Problem details: Count lines holding the word "cases". Only the number is wanted.

Data section:
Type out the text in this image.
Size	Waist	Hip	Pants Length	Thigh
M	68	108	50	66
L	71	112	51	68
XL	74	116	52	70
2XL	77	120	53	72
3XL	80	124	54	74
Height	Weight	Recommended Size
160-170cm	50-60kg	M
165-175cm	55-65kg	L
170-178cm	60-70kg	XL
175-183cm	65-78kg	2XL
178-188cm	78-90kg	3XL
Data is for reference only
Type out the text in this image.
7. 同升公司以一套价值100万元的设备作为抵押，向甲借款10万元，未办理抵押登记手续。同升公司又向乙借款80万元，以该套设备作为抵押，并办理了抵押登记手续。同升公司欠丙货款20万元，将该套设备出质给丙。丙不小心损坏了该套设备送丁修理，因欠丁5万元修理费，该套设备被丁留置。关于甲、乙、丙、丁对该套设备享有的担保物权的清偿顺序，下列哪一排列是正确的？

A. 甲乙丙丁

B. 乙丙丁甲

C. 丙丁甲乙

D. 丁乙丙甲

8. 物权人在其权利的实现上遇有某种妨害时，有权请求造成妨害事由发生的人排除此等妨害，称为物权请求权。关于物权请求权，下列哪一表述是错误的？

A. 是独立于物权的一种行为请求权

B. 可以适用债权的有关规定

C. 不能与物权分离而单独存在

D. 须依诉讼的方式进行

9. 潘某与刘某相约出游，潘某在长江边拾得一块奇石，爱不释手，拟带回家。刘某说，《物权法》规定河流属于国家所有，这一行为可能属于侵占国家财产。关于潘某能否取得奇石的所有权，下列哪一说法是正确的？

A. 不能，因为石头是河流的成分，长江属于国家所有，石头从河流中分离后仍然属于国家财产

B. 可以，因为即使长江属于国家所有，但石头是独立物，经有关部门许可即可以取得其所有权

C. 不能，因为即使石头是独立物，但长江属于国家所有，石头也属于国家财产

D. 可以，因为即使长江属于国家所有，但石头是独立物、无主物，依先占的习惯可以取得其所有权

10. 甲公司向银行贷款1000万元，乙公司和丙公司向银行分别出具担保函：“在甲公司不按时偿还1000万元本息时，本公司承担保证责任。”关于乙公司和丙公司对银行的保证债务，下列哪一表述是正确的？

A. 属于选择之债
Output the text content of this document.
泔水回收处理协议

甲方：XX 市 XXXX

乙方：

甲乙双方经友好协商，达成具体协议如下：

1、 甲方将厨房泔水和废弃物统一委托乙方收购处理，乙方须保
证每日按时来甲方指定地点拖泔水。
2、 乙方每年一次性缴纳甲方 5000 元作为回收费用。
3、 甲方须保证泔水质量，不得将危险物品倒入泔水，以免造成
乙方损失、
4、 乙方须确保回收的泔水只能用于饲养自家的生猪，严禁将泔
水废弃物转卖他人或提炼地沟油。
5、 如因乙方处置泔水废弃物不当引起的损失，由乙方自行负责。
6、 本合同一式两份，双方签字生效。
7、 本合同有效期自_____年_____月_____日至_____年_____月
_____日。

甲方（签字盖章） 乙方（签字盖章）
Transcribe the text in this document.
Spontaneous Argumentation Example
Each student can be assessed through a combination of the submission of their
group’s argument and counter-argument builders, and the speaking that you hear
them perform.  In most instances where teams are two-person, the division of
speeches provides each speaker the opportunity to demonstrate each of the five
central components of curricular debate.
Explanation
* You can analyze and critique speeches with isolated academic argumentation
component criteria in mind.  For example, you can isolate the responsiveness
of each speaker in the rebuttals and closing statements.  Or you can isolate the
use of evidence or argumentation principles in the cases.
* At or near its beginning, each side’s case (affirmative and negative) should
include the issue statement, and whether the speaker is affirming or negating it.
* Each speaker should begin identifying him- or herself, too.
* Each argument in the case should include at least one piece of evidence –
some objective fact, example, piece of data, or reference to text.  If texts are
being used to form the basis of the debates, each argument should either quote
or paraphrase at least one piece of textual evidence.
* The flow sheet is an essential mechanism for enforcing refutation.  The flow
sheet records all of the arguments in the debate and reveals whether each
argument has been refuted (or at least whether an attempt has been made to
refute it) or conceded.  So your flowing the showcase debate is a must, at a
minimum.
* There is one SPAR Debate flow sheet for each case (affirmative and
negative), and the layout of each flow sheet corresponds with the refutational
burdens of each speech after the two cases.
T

Solution to the exercise: 2